- INFORMATION GIVEN -
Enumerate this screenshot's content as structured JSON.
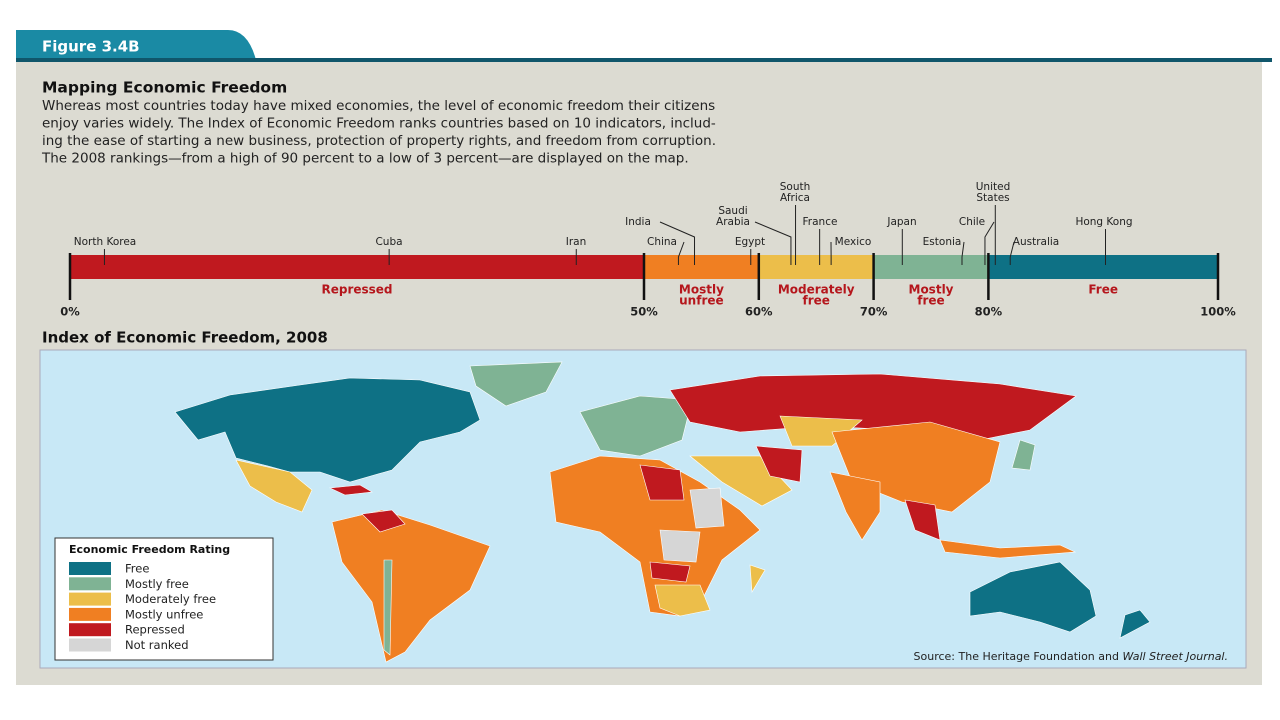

--

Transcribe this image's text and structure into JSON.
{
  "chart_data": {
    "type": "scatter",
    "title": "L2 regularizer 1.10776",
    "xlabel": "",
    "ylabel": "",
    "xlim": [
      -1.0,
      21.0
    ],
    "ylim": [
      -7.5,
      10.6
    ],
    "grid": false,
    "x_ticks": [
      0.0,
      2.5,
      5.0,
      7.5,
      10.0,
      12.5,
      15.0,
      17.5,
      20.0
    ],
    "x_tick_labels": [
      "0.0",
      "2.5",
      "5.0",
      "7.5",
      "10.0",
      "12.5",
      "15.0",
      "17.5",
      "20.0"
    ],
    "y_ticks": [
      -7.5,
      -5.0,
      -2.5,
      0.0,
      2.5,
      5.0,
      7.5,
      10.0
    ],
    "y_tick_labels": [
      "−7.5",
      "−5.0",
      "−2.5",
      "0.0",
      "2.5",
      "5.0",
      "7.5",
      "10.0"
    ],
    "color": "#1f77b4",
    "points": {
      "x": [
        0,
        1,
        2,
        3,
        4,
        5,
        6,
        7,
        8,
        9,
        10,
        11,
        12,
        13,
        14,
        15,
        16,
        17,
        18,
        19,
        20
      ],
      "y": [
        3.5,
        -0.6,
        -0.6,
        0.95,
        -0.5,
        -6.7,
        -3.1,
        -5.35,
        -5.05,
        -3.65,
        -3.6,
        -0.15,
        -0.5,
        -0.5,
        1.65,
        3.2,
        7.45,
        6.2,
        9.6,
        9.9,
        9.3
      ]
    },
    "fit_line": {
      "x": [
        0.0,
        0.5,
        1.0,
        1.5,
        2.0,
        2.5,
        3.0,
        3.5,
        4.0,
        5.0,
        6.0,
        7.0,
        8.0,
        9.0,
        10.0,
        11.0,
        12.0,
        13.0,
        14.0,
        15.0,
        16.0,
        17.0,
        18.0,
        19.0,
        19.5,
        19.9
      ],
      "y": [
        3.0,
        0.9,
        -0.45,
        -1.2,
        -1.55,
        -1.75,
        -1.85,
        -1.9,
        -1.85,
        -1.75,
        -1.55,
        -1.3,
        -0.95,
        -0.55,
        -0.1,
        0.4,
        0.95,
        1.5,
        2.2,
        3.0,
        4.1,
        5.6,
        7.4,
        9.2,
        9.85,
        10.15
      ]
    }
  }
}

...

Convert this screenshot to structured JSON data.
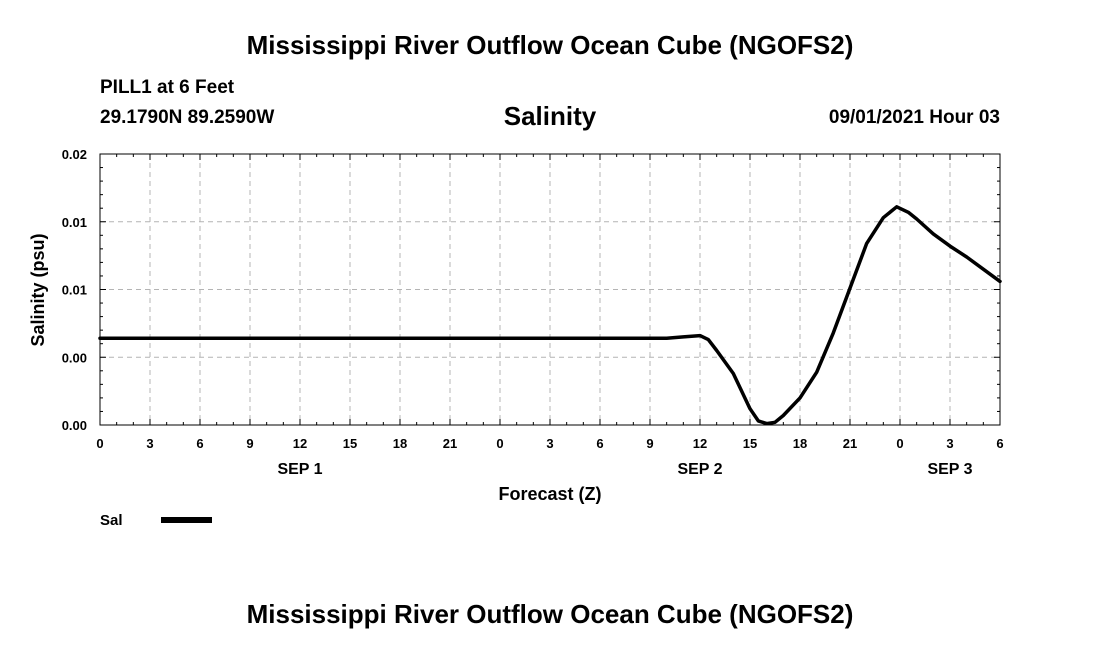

- PROBLEM DETAILS -
Gather each line in these records that contains the string "screenshot".

- TASK OUTPUT -
Enumerate this screenshot's content as structured JSON.
Convert this screenshot to structured JSON data.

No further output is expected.